## TASK LIST
(a) From the XRP tokenisation article, list every company it names other than the platform X.
(b) Reproduce the XRP tokenisation article word for word, from "As the financial" to "a decade ago.".
(c) According to the XRP tokenisation article, what asset could the XRP Ledger already tokenize more than a decade ago?

## EXERCISE TEXT
As the financial industry accelerates its push toward tokenising real-world assets, attention is increasingly turning to the infrastructure that could support this transformation. Advocates argue that XRP and the XRP Ledger may already have the tools that are needed for this shift and have supported asset issuance and tokenized value transfers long before the concept became a mainstream focus in global finance.
How The XRP Ledger Handles Asset Issuance At Scale
The current developments around XRP are becoming increasingly difficult to ignore as the broader financial world begins focusing on tokenisation. According to a post on X by crypto analyst XFinanceBull, the former Ripple executive Ashish Birla has recently highlighted a crucial detail that many investors may overlook: the XRP Ledger was already capable of tokenizing assets such as gold more than a decade ago.
Meanwhile, the infrastructure was built long before the current wave of institutional interest in tokenised finance. Currently, major financial firms such as BlackRock and Franklin Templeton are actively entering the tokenisation race. As regulatory clarity gradually evolves, institutional capital is flowing into the digital asset infrastructure, and the market is finally focusing on the same challenge the XRP Ledger was designed to address.

## INFORMATION
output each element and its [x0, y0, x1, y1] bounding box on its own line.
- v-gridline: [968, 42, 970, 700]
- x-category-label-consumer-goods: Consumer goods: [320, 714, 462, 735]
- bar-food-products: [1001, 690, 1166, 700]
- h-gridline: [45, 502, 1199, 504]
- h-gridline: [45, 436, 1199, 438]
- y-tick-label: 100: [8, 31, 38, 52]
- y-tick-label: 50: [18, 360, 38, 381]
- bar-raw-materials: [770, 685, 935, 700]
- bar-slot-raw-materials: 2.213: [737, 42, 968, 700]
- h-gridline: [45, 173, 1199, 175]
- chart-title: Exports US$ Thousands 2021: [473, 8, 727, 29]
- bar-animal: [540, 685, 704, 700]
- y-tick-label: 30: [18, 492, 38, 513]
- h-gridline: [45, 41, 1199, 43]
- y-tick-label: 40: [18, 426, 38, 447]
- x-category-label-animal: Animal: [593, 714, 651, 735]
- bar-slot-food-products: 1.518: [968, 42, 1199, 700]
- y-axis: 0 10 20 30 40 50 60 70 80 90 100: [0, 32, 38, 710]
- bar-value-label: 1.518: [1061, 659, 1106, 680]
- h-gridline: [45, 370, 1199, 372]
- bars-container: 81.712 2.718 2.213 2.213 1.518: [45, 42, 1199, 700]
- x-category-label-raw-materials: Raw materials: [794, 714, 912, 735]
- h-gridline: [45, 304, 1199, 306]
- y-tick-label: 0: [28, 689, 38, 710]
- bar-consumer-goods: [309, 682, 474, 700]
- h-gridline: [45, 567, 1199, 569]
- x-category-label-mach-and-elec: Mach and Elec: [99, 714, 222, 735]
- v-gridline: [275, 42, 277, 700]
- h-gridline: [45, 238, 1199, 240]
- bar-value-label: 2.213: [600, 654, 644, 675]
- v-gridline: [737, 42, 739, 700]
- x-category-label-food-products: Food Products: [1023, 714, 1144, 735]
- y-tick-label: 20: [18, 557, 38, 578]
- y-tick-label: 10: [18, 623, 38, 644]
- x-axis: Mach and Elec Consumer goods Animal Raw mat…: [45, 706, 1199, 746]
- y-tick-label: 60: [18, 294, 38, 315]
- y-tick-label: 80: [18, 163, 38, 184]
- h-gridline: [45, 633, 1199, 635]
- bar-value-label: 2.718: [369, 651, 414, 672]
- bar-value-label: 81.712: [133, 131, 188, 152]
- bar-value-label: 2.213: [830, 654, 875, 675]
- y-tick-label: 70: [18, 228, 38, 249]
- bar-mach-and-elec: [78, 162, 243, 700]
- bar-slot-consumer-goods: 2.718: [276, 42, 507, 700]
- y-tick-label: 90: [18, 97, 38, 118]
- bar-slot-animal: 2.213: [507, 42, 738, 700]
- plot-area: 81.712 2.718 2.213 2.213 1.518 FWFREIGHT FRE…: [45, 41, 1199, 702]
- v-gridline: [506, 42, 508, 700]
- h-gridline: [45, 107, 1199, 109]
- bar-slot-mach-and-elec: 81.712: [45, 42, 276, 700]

## SOLUTIONS FOR EACH TASK
(a) Ripple, BlackRock, Franklin Templeton

(b)
As the financial industry accelerates its push toward tokenising real-world assets, attention is increasingly turning to the infrastructure that could support this transformation. Advocates argue that XRP and the XRP Ledger may already have the tools that are needed for this shift and have supported asset issuance and tokenized value transfers long before the concept became a mainstream focus in global finance.
How The XRP Ledger Handles Asset Issuance At Scale
The current developments around XRP are becoming increasingly difficult to ignore as the broader financial world begins focusing on tokenisation. According to a post on X by crypto analyst XFinanceBull, the former Ripple executive Ashish Birla has recently highlighted a crucial detail that many investors may overlook: the XRP Ledger was already capable of tokenizing assets such as gold more than a decade ago.

(c) Gold.